## AIM
Find and copy every line in the records that includes the string "Saving".

## SUPPLIED DATA
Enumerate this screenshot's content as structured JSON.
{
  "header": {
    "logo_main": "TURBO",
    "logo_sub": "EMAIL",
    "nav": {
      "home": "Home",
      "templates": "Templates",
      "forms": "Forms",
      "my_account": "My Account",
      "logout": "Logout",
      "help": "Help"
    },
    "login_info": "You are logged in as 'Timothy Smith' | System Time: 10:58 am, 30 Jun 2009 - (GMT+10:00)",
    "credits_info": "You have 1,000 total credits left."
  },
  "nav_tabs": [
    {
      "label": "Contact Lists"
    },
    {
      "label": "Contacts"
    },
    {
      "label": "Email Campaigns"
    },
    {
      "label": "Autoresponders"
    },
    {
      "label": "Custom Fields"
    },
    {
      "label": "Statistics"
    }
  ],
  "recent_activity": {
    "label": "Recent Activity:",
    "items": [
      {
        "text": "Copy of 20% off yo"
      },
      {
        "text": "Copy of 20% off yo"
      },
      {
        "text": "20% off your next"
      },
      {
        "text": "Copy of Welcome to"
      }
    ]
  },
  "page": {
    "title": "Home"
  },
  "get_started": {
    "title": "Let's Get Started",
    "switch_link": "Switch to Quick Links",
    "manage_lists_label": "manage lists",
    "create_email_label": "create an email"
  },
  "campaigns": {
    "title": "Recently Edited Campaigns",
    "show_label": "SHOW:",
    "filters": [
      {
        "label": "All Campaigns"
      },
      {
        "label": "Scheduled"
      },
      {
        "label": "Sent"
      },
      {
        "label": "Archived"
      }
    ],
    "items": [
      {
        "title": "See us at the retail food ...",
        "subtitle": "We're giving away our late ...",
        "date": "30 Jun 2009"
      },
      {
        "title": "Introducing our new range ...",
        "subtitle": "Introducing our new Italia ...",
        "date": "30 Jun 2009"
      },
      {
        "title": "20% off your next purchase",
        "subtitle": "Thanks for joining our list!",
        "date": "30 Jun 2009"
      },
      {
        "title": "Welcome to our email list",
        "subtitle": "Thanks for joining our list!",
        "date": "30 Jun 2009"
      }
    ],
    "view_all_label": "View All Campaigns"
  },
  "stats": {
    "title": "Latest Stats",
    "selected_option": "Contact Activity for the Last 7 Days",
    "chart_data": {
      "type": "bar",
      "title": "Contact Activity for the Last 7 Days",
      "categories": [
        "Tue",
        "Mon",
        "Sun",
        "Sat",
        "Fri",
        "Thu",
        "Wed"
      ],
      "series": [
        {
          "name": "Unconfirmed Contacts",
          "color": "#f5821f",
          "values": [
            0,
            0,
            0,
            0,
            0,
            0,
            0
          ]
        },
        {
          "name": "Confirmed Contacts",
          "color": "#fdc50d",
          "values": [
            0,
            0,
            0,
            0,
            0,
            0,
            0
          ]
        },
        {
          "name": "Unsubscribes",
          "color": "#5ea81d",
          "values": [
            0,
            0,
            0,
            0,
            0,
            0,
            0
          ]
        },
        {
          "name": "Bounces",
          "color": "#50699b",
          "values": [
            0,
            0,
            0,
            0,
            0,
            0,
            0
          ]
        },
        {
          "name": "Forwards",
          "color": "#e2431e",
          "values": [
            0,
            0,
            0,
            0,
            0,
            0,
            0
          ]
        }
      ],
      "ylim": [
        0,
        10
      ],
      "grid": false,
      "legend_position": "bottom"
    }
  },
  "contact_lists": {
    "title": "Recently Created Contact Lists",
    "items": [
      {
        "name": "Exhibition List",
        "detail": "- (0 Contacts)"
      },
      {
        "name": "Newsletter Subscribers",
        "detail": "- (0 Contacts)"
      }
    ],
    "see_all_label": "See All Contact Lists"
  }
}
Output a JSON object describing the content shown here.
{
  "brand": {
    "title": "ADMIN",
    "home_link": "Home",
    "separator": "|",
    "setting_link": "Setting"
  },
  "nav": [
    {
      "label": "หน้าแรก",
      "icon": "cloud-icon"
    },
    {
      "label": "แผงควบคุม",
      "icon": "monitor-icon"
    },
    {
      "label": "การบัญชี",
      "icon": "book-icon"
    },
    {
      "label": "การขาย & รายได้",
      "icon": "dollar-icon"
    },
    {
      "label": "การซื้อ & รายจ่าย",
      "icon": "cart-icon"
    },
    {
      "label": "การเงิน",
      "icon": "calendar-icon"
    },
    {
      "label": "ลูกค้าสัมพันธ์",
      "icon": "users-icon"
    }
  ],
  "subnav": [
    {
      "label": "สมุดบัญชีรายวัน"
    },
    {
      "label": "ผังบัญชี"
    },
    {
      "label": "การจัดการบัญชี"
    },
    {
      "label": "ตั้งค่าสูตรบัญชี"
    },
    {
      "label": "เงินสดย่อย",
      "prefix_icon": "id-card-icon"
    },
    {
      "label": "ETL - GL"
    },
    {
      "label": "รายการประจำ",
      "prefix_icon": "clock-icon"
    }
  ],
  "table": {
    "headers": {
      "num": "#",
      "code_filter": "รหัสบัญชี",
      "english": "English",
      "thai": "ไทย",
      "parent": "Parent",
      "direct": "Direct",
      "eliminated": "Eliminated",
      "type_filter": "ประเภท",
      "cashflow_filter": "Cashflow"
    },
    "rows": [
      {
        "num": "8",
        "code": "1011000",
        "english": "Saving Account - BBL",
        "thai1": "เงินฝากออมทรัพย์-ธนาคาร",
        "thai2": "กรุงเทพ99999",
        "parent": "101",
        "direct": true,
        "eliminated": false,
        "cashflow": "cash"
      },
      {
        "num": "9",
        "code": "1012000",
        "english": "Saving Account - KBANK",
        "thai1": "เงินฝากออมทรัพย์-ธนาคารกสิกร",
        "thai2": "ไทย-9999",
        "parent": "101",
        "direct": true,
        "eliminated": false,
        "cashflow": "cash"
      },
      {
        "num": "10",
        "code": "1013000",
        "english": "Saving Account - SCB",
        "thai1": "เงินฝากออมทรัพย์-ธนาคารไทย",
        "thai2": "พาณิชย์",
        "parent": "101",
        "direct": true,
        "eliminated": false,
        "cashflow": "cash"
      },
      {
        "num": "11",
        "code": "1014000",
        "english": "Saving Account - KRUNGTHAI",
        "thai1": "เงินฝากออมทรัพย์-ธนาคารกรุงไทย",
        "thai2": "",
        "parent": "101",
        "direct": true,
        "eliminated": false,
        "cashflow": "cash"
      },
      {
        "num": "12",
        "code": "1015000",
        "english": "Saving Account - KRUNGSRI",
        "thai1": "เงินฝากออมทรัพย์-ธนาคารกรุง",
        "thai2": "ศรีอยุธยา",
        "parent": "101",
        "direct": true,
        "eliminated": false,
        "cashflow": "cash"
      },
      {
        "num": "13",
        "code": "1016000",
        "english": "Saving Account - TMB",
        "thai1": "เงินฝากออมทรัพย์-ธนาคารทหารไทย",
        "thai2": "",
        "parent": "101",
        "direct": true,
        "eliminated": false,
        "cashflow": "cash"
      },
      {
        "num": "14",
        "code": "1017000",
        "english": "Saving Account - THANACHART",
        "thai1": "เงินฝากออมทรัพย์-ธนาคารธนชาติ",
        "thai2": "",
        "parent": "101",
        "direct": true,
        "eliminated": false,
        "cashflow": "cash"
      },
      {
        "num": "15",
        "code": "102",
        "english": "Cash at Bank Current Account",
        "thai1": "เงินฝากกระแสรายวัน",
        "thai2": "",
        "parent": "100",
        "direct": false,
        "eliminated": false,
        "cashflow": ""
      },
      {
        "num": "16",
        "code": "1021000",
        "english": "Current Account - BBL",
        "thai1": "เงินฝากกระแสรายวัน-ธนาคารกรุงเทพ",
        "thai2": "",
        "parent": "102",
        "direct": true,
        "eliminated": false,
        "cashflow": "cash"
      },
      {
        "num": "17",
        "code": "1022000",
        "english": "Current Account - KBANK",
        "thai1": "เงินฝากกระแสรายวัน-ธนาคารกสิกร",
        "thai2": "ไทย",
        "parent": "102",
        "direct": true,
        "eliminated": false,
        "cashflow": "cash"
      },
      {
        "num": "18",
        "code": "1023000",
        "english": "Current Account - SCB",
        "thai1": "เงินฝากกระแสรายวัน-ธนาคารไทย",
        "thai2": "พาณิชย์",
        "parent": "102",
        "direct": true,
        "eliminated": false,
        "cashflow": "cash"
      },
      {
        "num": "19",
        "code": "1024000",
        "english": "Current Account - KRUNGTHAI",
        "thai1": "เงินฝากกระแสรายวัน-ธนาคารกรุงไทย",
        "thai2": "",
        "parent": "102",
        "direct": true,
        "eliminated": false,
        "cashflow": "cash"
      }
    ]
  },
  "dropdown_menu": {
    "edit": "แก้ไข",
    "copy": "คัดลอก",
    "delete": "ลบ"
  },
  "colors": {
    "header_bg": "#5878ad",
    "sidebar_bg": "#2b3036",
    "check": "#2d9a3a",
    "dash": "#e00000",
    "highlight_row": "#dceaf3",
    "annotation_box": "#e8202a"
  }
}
* * *
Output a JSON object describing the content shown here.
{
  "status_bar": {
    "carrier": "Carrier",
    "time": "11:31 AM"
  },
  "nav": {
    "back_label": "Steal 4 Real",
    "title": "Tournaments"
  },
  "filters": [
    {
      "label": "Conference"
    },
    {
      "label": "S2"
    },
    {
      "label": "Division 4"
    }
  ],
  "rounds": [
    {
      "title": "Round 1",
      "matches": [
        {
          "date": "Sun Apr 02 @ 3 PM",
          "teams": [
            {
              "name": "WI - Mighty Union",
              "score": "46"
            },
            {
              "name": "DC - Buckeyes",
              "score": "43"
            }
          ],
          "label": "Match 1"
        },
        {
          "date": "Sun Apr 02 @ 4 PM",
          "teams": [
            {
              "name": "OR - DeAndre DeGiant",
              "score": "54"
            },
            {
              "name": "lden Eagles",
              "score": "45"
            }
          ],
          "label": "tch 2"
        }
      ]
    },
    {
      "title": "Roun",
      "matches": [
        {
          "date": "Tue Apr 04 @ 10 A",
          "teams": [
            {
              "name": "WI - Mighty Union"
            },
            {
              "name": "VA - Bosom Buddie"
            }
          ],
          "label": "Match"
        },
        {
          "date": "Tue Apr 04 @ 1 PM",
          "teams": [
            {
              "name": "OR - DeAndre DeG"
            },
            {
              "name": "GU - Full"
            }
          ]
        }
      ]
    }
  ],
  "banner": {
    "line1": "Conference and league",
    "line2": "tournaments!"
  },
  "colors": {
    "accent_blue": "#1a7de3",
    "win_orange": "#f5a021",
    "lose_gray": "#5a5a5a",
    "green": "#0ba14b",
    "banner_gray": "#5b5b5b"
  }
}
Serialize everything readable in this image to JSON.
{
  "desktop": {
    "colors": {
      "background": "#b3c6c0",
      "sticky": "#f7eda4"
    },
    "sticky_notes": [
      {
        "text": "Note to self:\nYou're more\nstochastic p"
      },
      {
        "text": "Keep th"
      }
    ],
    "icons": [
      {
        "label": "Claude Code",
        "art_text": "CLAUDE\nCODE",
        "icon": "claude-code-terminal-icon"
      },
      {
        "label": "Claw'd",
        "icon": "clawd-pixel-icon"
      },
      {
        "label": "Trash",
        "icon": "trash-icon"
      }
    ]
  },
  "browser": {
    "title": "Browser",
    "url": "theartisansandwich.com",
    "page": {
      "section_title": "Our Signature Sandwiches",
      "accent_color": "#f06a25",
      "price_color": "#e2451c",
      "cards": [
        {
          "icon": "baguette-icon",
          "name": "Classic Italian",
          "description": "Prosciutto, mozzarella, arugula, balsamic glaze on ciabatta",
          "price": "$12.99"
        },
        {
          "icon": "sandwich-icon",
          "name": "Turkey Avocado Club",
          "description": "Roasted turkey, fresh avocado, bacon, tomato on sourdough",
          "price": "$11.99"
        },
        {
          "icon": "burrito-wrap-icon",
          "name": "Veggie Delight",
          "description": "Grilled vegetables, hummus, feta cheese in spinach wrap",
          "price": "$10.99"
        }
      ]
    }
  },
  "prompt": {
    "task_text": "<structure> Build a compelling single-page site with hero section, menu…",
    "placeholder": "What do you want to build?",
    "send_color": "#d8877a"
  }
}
...
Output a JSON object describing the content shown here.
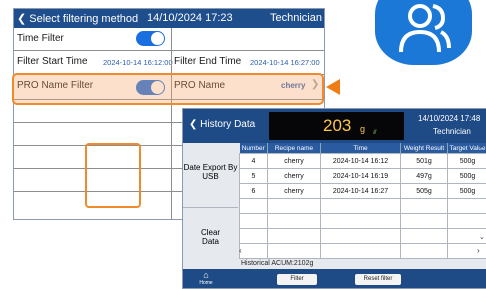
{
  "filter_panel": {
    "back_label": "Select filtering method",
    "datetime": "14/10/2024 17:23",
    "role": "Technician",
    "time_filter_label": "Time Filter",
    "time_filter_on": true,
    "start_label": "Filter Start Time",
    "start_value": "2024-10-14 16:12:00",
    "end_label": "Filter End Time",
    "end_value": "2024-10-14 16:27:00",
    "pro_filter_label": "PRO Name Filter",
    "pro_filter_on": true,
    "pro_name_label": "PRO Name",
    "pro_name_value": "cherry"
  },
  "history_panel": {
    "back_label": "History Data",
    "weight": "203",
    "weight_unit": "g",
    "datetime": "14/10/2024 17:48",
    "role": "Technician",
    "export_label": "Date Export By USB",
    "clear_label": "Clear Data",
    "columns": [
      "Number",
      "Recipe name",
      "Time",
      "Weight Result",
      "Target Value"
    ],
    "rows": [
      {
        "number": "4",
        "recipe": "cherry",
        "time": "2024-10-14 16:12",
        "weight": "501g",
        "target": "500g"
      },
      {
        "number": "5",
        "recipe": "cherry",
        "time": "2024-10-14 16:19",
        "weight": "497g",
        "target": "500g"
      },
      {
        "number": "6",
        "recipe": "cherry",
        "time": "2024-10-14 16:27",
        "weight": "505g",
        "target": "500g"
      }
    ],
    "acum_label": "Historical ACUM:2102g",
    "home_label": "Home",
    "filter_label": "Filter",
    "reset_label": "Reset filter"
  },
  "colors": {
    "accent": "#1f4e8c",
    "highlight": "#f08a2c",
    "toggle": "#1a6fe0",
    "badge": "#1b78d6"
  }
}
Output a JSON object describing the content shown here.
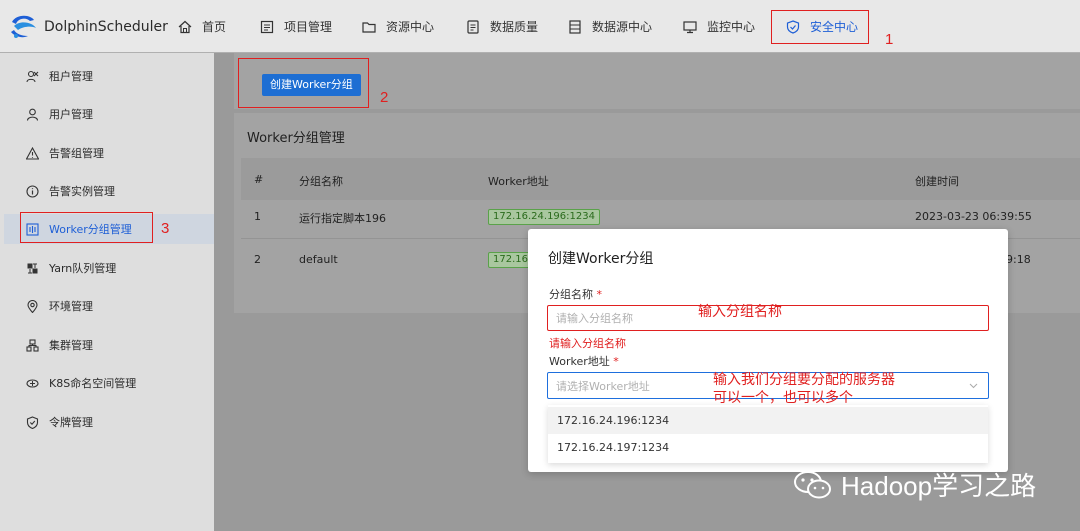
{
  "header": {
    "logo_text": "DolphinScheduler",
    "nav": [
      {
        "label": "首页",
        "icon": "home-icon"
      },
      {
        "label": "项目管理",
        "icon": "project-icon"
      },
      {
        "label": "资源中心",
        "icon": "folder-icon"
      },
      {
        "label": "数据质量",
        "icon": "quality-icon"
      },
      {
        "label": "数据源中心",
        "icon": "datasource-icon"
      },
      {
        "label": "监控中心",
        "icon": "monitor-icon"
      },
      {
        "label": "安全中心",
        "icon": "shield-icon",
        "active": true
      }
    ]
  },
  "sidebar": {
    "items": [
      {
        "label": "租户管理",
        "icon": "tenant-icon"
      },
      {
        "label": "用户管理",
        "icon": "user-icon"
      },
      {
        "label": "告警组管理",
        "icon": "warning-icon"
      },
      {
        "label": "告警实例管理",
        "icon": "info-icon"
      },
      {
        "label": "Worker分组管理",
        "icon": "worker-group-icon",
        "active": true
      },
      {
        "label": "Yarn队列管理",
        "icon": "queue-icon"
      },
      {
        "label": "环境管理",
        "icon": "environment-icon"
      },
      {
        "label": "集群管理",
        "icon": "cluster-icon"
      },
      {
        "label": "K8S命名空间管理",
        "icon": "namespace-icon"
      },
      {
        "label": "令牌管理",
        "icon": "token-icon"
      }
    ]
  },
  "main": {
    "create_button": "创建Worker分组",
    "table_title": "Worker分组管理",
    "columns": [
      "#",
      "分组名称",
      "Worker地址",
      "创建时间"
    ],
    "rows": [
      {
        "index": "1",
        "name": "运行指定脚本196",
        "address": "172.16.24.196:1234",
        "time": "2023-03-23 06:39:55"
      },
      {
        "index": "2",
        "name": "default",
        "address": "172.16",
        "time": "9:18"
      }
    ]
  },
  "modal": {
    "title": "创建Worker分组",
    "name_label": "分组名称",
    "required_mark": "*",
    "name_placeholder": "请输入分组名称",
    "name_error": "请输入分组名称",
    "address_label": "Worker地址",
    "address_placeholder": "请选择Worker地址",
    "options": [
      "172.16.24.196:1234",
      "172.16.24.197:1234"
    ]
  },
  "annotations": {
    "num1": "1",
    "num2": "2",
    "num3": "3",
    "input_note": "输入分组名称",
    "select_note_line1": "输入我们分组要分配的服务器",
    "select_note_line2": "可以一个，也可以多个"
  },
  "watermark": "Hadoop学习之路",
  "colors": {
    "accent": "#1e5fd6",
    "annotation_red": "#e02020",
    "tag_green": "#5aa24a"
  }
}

## SOLUTION
        "english": "Saving Account - BBL",
        "english": "Saving Account - KBANK",
        "english": "Saving Account - SCB",
        "english": "Saving Account - KRUNGTHAI",
        "english": "Saving Account - KRUNGSRI",
        "english": "Saving Account - TMB",
        "english": "Saving Account - THANACHART",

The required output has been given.